## WHAT THE TASK REQUIRES
Return the records without any change, from the line that contains "song-artist: no title — [209, 168, 271, 191]" through the line that contains "back-button[interactable] — [12, 28, 56, 72]", with both of those lines included.

## RECORDS FOR THE EXERCISE

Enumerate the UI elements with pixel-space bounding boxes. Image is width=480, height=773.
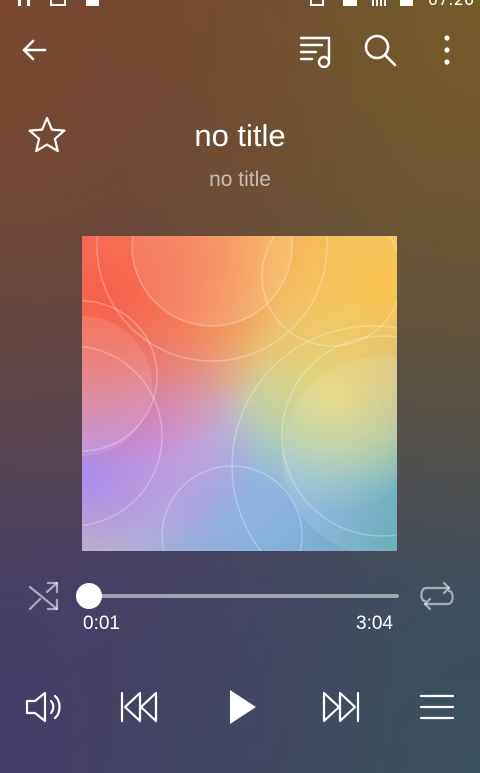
song-artist: no title — [209, 168, 271, 191]
elapsed-time: 0:01 — [83, 613, 120, 634]
volume-icon — [25, 691, 61, 723]
search-button[interactable] — [358, 28, 402, 72]
menu-button[interactable] — [414, 684, 460, 730]
skip-next-icon — [322, 691, 360, 723]
status-bar: 07:26 — [0, 0, 480, 8]
song-title: no title — [194, 118, 286, 153]
play-button[interactable] — [218, 682, 266, 732]
notification-icon — [86, 0, 99, 6]
previous-button[interactable] — [114, 684, 164, 730]
more-vert-icon — [444, 35, 450, 65]
search-icon — [364, 34, 397, 67]
album-art-pattern — [82, 236, 397, 551]
signal-strength-icon — [18, 0, 21, 6]
seek-thumb[interactable] — [75, 583, 102, 609]
battery-icon — [400, 0, 413, 6]
wifi-icon — [343, 0, 357, 6]
seek-bar[interactable] — [87, 594, 399, 598]
skip-previous-icon — [120, 691, 158, 723]
repeat-button[interactable] — [414, 574, 460, 618]
signal-strength-icon — [27, 0, 30, 6]
queue-button[interactable] — [294, 28, 338, 72]
menu-icon — [419, 694, 455, 720]
music-player-screen: 07:26 no title no title — [0, 0, 480, 773]
play-icon — [230, 690, 256, 724]
album-art — [82, 236, 397, 551]
status-time: 07:26 — [428, 0, 474, 8]
total-duration: 3:04 — [356, 613, 393, 634]
next-button[interactable] — [316, 684, 366, 730]
back-button[interactable] — [12, 28, 56, 72]
shuffle-icon — [28, 581, 59, 611]
cell-signal-icon — [372, 0, 388, 6]
volume-button[interactable] — [20, 684, 68, 730]
playlist-icon — [299, 36, 331, 68]
more-options-button[interactable] — [425, 28, 469, 72]
vibrate-icon — [310, 0, 324, 6]
repeat-icon — [420, 581, 454, 611]
arrow-left-icon — [22, 39, 47, 61]
shuffle-button[interactable] — [22, 574, 66, 618]
notification-icon — [50, 0, 66, 6]
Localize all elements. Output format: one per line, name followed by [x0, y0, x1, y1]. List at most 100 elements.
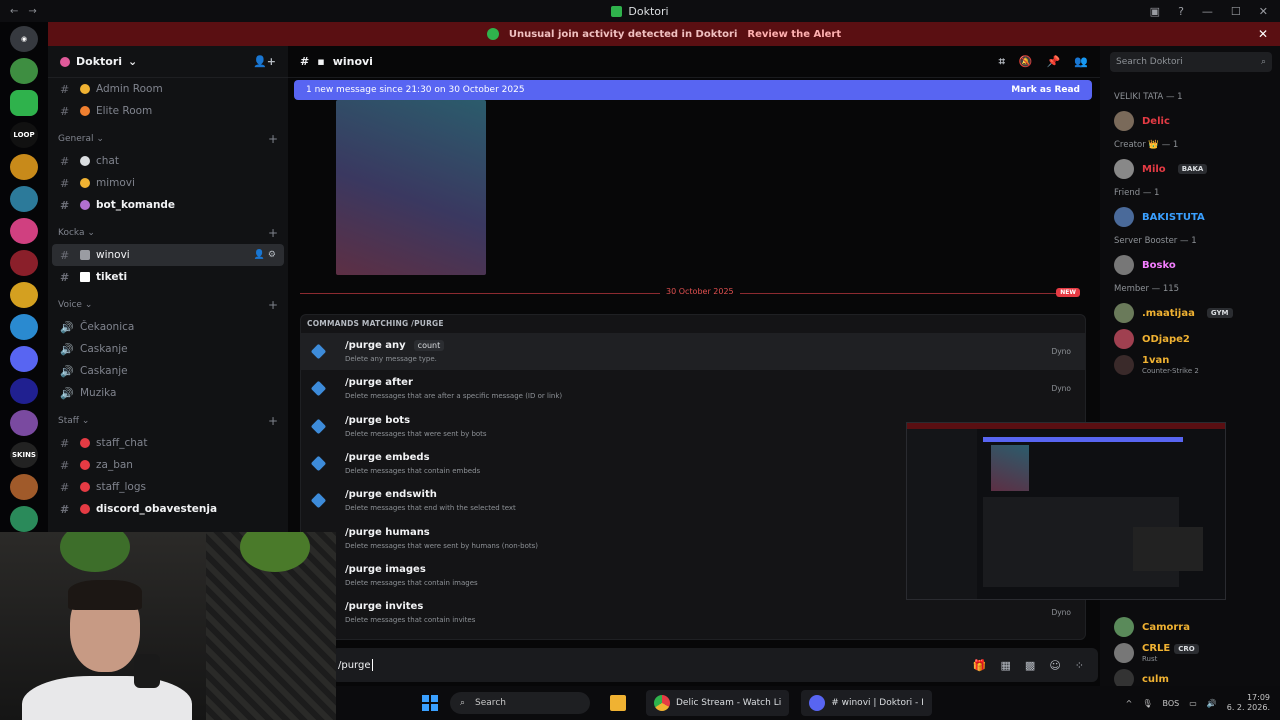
close-window-button[interactable]: ✕ [1259, 5, 1268, 18]
channel-discord-obavestenja[interactable]: # discord_obavestenja [48, 498, 288, 520]
emoji-icon [80, 84, 90, 94]
channel-admin-room[interactable]: # Admin Room [48, 78, 288, 100]
member-item[interactable]: 1van Counter-Strike 2 [1100, 352, 1280, 378]
inbox-icon[interactable]: ▣ [1150, 5, 1160, 18]
search-input[interactable]: Search Doktori ⌕ [1110, 52, 1272, 72]
add-channel-icon[interactable]: + [268, 132, 278, 146]
server-list: ◉ LOOP SKINS [0, 22, 48, 532]
member-item[interactable]: Delic [1100, 108, 1280, 134]
taskbar-app[interactable]: # winovi | Doktori - I [801, 690, 932, 716]
server-header[interactable]: Doktori ⌄ 👤+ [48, 46, 288, 78]
threads-icon[interactable]: ⌗ [999, 55, 1005, 69]
stream-preview-overlay[interactable] [906, 422, 1226, 600]
category-voice[interactable]: Voice ⌄ + [48, 294, 288, 316]
windows-start-icon[interactable] [422, 695, 438, 711]
phone [134, 654, 160, 688]
channel-label: Caskanje [80, 343, 128, 355]
server-icon[interactable] [10, 410, 38, 436]
message-input[interactable]: /purge 🎁 ▦ ▩ ☺ ⁘ [332, 648, 1098, 682]
server-icon[interactable] [10, 58, 38, 84]
gif-icon[interactable]: ▦ [1001, 659, 1011, 672]
clock[interactable]: 17:09 6. 2. 2026. [1227, 693, 1270, 713]
system-tray: ^ 🎙 BOS ▭ 🔊 17:09 6. 2. 2026. [1126, 693, 1280, 713]
category-general[interactable]: General ⌄ + [48, 128, 288, 150]
hash-icon: # [60, 198, 70, 212]
member-name: Milo [1142, 163, 1166, 175]
server-icon[interactable] [10, 346, 38, 372]
member-item[interactable]: .maatijaa GYM [1100, 300, 1280, 326]
mark-as-read-button[interactable]: Mark as Read [1011, 85, 1080, 95]
file-explorer-icon[interactable] [602, 690, 634, 716]
language-indicator[interactable]: BOS [1162, 699, 1179, 708]
volume-icon[interactable]: 🔊 [1207, 699, 1217, 708]
maximize-button[interactable]: ☐ [1231, 5, 1241, 18]
category-kocka[interactable]: Kocka ⌄ + [48, 222, 288, 244]
member-list-icon[interactable]: 👥 [1074, 55, 1088, 69]
hash-icon: # [60, 104, 70, 118]
voice-channel[interactable]: 🔊 Muzika [48, 382, 288, 404]
server-icon[interactable] [10, 314, 38, 340]
back-arrow-icon[interactable]: ← [10, 6, 18, 17]
member-item[interactable]: ODjape2 [1100, 326, 1280, 352]
server-icon[interactable] [10, 250, 38, 276]
image-attachment[interactable] [336, 100, 486, 275]
channel-winovi[interactable]: # winovi 👤 ⚙ [52, 244, 284, 266]
member-item[interactable]: Camorra [1100, 614, 1280, 640]
emoji-icon[interactable]: ☺ [1049, 659, 1060, 672]
command-option[interactable]: /purge after Delete messages that are aft… [301, 370, 1085, 407]
channel-tiketi[interactable]: # tiketi [48, 266, 288, 288]
chevron-up-icon[interactable]: ^ [1126, 699, 1133, 708]
server-icon[interactable] [10, 474, 38, 500]
add-channel-icon[interactable]: + [268, 226, 278, 240]
voice-channel[interactable]: 🔊 Čekaonica [48, 316, 288, 338]
close-alert-button[interactable]: ✕ [1258, 27, 1268, 41]
channel-chat[interactable]: # chat [48, 150, 288, 172]
apps-icon[interactable]: ⁘ [1075, 659, 1084, 672]
network-icon[interactable]: ▭ [1189, 699, 1197, 708]
channel-settings-icon[interactable]: 👤 ⚙ [254, 250, 276, 260]
server-icon[interactable] [10, 218, 38, 244]
new-messages-bar[interactable]: 1 new message since 21:30 on 30 October … [294, 80, 1092, 100]
channel-bot-komande[interactable]: # bot_komande [48, 194, 288, 216]
add-channel-icon[interactable]: + [268, 298, 278, 312]
server-icon[interactable]: SKINS [10, 442, 38, 468]
server-icon[interactable] [10, 506, 38, 532]
voice-channel[interactable]: 🔊 Caskanje [48, 338, 288, 360]
invite-people-icon[interactable]: 👤+ [253, 55, 276, 68]
discord-home-icon[interactable]: ◉ [10, 26, 38, 52]
mic-icon[interactable]: 🎙 [1142, 699, 1152, 708]
server-icon[interactable] [10, 154, 38, 180]
new-messages-text: 1 new message since 21:30 on 30 October … [306, 85, 525, 95]
pin-icon[interactable]: 📌 [1047, 55, 1061, 69]
server-icon[interactable]: LOOP [10, 122, 38, 148]
channel-mimovi[interactable]: # mimovi [48, 172, 288, 194]
sticker-icon[interactable]: ▩ [1025, 659, 1035, 672]
review-alert-link[interactable]: Review the Alert [747, 29, 841, 40]
member-item[interactable]: Milo BAKA [1100, 156, 1280, 182]
member-item[interactable]: Bosko [1100, 252, 1280, 278]
voice-channel[interactable]: 🔊 Caskanje [48, 360, 288, 382]
gift-icon[interactable]: 🎁 [973, 659, 987, 672]
channel-staff-chat[interactable]: # staff_chat [48, 432, 288, 454]
minimize-button[interactable]: — [1202, 5, 1213, 18]
search-icon: ⌕ [1260, 57, 1266, 67]
server-icon-doktori[interactable] [10, 90, 38, 116]
channel-elite-room[interactable]: # Elite Room [48, 100, 288, 122]
help-icon[interactable]: ? [1178, 5, 1184, 18]
server-icon[interactable] [10, 378, 38, 404]
member-item[interactable]: BAKISTUTA [1100, 204, 1280, 230]
taskbar-search[interactable]: ⌕ Search [450, 692, 590, 714]
avatar [1114, 207, 1134, 227]
member-name: Delic [1142, 115, 1170, 127]
member-item[interactable]: CRLE CRO Rust [1100, 640, 1280, 666]
server-icon[interactable] [10, 282, 38, 308]
taskbar-app[interactable]: Delic Stream - Watch Li [646, 690, 790, 716]
category-staff[interactable]: Staff ⌄ + [48, 410, 288, 432]
mute-bell-icon[interactable]: 🔕 [1019, 55, 1033, 69]
forward-arrow-icon[interactable]: → [28, 6, 36, 17]
channel-za-ban[interactable]: # za_ban [48, 454, 288, 476]
command-option[interactable]: /purge any count Delete any message type. … [301, 333, 1085, 371]
channel-staff-logs[interactable]: # staff_logs [48, 476, 288, 498]
add-channel-icon[interactable]: + [268, 414, 278, 428]
server-icon[interactable] [10, 186, 38, 212]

## TASK OUTPUT
song-artist: no title — [209, 168, 271, 191]
elapsed-time: 0:01 — [83, 613, 120, 634]
volume-icon — [25, 691, 61, 723]
search-button[interactable] — [358, 28, 402, 72]
menu-button[interactable] — [414, 684, 460, 730]
skip-next-icon — [322, 691, 360, 723]
status-bar: 07:26 — [0, 0, 480, 8]
song-title: no title — [194, 118, 286, 153]
play-button[interactable] — [218, 682, 266, 732]
notification-icon — [86, 0, 99, 6]
previous-button[interactable] — [114, 684, 164, 730]
more-vert-icon — [444, 35, 450, 65]
search-icon — [364, 34, 397, 67]
album-art-pattern — [82, 236, 397, 551]
signal-strength-icon — [18, 0, 21, 6]
seek-thumb[interactable] — [75, 583, 102, 609]
battery-icon — [400, 0, 413, 6]
wifi-icon — [343, 0, 357, 6]
seek-bar[interactable] — [87, 594, 399, 598]
skip-previous-icon — [120, 691, 158, 723]
repeat-button[interactable] — [414, 574, 460, 618]
signal-strength-icon — [27, 0, 30, 6]
queue-button[interactable] — [294, 28, 338, 72]
menu-icon — [419, 694, 455, 720]
music-player-screen: 07:26 no title no title — [0, 0, 480, 773]
play-icon — [230, 690, 256, 724]
album-art — [82, 236, 397, 551]
status-time: 07:26 — [428, 0, 474, 8]
total-duration: 3:04 — [356, 613, 393, 634]
next-button[interactable] — [316, 684, 366, 730]
back-button[interactable] — [12, 28, 56, 72]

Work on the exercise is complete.